**The task:** Using the records provided below, locate and copy each line that contains the word "chevron".

Rows from a dataset

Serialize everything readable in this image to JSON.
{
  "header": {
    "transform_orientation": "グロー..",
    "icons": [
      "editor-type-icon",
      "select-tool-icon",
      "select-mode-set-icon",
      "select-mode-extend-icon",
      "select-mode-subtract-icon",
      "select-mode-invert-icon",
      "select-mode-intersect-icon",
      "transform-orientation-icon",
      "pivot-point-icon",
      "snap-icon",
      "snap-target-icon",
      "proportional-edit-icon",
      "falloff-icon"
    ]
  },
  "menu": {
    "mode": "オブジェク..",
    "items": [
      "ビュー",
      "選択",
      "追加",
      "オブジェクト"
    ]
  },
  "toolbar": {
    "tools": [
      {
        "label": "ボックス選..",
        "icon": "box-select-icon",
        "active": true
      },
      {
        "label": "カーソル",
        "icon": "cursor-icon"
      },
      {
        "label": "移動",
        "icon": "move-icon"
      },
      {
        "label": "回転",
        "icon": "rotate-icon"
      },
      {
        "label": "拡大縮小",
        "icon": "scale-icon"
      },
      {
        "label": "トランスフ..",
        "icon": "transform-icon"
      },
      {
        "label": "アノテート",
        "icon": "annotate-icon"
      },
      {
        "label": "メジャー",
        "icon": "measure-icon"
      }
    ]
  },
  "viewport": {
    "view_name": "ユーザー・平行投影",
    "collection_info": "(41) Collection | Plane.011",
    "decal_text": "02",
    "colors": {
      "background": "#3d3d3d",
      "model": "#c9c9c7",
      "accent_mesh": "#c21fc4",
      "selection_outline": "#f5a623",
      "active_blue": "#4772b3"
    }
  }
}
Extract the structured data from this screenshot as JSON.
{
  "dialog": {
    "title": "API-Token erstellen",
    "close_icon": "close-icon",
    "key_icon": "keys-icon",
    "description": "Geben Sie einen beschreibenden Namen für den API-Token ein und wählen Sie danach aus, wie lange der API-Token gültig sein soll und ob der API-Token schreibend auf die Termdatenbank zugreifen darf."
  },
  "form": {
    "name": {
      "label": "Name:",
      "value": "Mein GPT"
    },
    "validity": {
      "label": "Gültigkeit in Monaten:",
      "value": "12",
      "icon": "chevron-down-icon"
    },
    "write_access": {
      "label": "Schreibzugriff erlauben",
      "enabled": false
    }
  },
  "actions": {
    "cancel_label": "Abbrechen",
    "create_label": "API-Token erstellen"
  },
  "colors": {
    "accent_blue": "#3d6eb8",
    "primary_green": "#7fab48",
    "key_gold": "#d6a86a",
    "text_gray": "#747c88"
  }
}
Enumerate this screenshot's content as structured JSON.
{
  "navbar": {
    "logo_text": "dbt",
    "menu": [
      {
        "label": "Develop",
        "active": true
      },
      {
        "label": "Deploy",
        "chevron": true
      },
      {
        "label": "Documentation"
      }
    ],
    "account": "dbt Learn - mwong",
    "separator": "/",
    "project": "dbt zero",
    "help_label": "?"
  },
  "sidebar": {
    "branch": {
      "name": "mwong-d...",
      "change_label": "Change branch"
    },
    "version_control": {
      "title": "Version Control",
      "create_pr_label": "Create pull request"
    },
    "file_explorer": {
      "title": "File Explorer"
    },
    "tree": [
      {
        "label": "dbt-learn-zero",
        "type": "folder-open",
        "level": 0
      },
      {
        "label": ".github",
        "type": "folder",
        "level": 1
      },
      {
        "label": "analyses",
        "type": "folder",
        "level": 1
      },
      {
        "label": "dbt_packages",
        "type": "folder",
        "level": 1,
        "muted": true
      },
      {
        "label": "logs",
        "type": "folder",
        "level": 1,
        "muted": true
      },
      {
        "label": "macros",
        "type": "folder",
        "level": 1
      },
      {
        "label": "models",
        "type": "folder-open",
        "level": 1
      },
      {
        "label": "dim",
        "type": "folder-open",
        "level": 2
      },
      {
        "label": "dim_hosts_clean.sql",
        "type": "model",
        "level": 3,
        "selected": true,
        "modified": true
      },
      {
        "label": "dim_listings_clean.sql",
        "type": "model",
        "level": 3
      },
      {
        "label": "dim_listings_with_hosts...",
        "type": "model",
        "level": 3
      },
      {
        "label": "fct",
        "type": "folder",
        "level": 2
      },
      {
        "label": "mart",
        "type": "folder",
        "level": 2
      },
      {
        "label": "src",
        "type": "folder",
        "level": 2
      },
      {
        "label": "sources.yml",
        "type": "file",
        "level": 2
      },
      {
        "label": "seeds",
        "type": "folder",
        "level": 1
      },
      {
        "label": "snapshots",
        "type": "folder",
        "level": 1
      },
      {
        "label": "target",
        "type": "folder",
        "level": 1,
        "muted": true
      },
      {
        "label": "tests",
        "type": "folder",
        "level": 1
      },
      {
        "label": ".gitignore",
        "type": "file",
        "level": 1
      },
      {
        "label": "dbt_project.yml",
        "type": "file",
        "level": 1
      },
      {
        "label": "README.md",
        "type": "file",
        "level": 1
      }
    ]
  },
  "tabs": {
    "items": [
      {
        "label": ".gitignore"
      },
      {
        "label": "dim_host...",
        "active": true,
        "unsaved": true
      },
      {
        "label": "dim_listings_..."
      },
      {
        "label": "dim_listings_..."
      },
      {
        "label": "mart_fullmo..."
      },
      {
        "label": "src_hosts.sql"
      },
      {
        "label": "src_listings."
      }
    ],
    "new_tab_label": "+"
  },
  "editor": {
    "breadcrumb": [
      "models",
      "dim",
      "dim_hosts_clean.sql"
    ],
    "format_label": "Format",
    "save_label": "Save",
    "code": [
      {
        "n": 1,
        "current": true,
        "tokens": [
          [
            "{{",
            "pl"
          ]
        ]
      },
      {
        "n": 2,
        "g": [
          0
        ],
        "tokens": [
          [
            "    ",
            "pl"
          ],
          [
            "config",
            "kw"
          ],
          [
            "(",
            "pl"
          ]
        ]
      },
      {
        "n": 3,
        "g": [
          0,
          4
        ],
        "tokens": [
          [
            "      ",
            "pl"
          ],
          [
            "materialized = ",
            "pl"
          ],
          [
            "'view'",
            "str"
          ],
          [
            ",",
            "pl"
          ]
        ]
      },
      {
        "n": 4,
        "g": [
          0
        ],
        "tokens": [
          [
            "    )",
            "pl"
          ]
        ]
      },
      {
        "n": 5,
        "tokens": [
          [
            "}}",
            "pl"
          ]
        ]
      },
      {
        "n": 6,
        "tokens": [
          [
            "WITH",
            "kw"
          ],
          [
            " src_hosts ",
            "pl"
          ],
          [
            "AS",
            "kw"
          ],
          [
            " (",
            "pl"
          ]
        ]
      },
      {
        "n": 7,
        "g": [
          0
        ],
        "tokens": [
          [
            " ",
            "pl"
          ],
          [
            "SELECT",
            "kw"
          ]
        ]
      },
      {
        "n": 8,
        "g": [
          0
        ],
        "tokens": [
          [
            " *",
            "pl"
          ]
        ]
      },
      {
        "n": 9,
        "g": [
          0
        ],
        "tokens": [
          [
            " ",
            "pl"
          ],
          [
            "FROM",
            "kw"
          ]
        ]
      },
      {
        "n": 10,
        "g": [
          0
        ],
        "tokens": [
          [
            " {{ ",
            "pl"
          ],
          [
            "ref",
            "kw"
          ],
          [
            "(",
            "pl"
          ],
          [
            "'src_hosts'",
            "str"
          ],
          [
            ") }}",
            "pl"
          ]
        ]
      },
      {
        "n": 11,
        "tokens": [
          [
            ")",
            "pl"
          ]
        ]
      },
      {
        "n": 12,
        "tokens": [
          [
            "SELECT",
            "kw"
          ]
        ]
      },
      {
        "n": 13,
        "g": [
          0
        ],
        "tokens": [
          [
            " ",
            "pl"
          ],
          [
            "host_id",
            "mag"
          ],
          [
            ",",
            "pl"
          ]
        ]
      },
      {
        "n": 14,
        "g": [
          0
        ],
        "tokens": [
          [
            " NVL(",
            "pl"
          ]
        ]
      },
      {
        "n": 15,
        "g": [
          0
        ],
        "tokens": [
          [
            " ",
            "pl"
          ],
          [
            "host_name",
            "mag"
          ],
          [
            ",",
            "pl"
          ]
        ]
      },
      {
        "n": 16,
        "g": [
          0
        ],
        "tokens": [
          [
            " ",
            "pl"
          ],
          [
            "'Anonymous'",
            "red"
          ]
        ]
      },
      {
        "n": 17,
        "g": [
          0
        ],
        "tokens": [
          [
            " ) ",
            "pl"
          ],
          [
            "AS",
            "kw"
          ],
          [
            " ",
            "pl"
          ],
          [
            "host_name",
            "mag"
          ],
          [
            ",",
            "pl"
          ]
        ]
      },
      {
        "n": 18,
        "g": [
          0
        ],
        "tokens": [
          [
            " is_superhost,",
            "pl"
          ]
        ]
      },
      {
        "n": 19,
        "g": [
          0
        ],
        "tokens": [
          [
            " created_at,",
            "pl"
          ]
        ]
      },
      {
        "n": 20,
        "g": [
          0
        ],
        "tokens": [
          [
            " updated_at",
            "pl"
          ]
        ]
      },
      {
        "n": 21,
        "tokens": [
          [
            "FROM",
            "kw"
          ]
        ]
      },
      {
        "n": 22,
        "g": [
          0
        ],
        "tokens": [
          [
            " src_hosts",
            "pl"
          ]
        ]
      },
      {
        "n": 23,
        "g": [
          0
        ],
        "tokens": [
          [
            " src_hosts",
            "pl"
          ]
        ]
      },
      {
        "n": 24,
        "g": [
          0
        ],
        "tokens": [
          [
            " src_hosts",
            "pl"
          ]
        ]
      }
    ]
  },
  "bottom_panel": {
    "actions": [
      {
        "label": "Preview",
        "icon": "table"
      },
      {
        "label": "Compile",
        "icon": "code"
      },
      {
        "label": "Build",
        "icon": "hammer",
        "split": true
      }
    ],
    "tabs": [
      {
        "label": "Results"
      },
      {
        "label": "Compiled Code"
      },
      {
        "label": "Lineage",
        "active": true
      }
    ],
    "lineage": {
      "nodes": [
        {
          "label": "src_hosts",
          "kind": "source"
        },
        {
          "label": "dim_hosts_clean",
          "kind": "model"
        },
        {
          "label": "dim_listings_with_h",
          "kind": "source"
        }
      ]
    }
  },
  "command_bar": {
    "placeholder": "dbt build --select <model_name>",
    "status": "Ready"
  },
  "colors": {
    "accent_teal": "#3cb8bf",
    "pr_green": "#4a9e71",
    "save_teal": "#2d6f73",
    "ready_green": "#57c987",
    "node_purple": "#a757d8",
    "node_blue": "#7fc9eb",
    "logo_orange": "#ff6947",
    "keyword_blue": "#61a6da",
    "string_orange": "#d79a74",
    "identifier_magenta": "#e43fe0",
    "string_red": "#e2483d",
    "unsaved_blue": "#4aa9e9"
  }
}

**Final result:**
      "icon": "chevron-down-icon"
        "chevron": true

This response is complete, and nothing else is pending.